= Dataset rows =

====

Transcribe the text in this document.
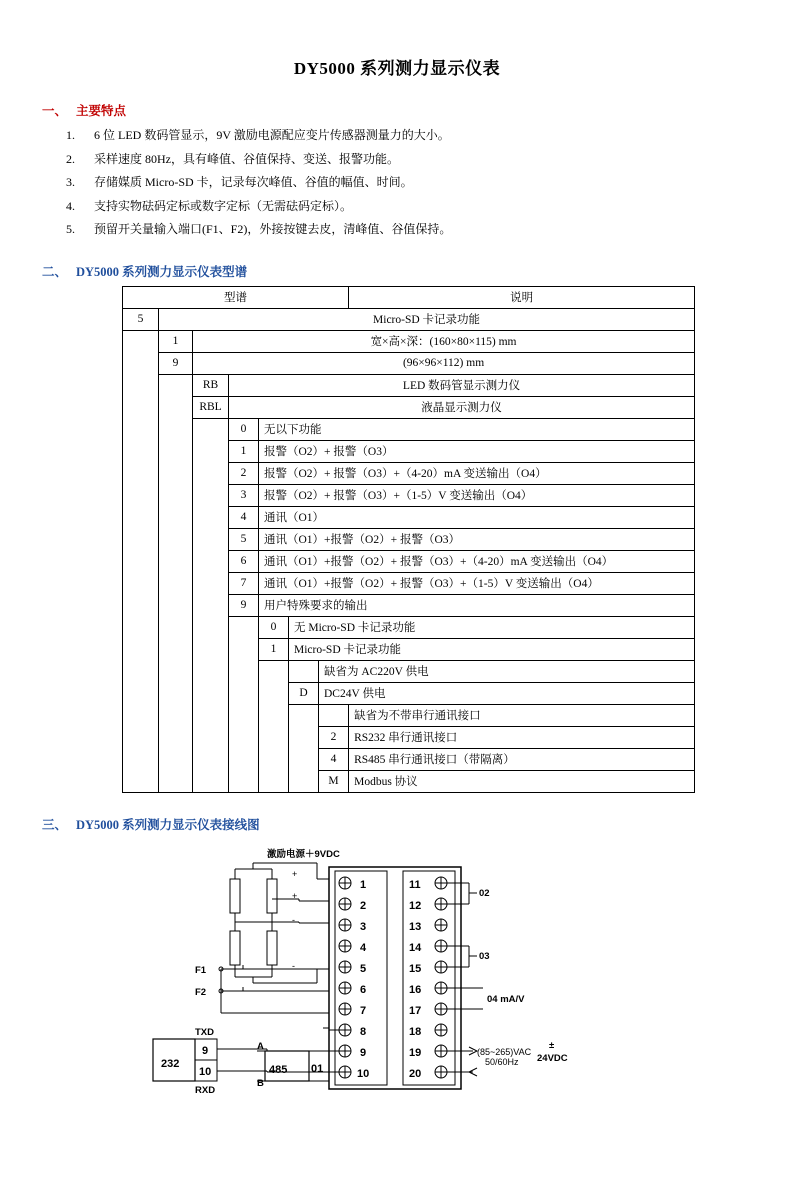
DY5000 系列测力显示仪表
一、 主要特点
1.	6 位 LED 数码管显示，9V 激励电源配应变片传感器测量力的大小。
2.	采样速度 80Hz，具有峰值、谷值保持、变送、报警功能。
3.	存储媒质 Micro-SD 卡，记录每次峰值、谷值的幅值、时间。
4.	支持实物砝码定标或数字定标（无需砝码定标）。
5.	预留开关量输入端口(F1、F2)，外接按键去皮，清峰值、谷值保持。
二、 DY5000 系列测力显示仪表型谱
型谱							说明
5	Micro-SD 卡记录功能						
	1	宽×高×深：(160×80×115) mm					
	9	(96×96×112) mm					
		RB	LED 数码管显示测力仪				
		RBL	液晶显示测力仪				
			0	无以下功能			
			1	报警（O2）+ 报警（O3）			
			2	报警（O2）+ 报警（O3）+（4-20）mA 变送输出（O4）			
			3	报警（O2）+ 报警（O3）+（1-5）V 变送输出（O4）			
			4	通讯（O1）			
			5	通讯（O1）+报警（O2）+ 报警（O3）			
			6	通讯（O1）+报警（O2）+ 报警（O3）+（4-20）mA 变送输出（O4）			
			7	通讯（O1）+报警（O2）+ 报警（O3）+（1-5）V 变送输出（O4）			
			9	用户特殊要求的输出			
				0	无 Micro-SD 卡记录功能		
				1	Micro-SD 卡记录功能		
						缺省为 AC220V 供电	
					D	DC24V 供电	
							缺省为不带串行通讯接口
						2	RS232 串行通讯接口
						4	RS485 串行通讯接口（带隔离）
						M	Modbus 协议
三、 DY5000 系列测力显示仪表接线图
激励电源＋9VDC
+
+
-
-
F1
F2
1
2
3
4
5
6
7
8
9
10
11
12
13
14
15
16
17
18
19
20
02
03
04 mA/V
(85~265)VAC
50/60Hz
±
24VDC
232
9
10
TXD
RXD
485 01
A
B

====

= Instructions to follow =
Scan the material and collect every line that contains "变送输出".

= Task answer =
			2	报警（O2）+ 报警（O3）+（4-20）mA 变送输出（O4）			
			3	报警（O2）+ 报警（O3）+（1-5）V 变送输出（O4）			
			6	通讯（O1）+报警（O2）+ 报警（O3）+（4-20）mA 变送输出（O4）			
			7	通讯（O1）+报警（O2）+ 报警（O3）+（1-5）V 变送输出（O4）			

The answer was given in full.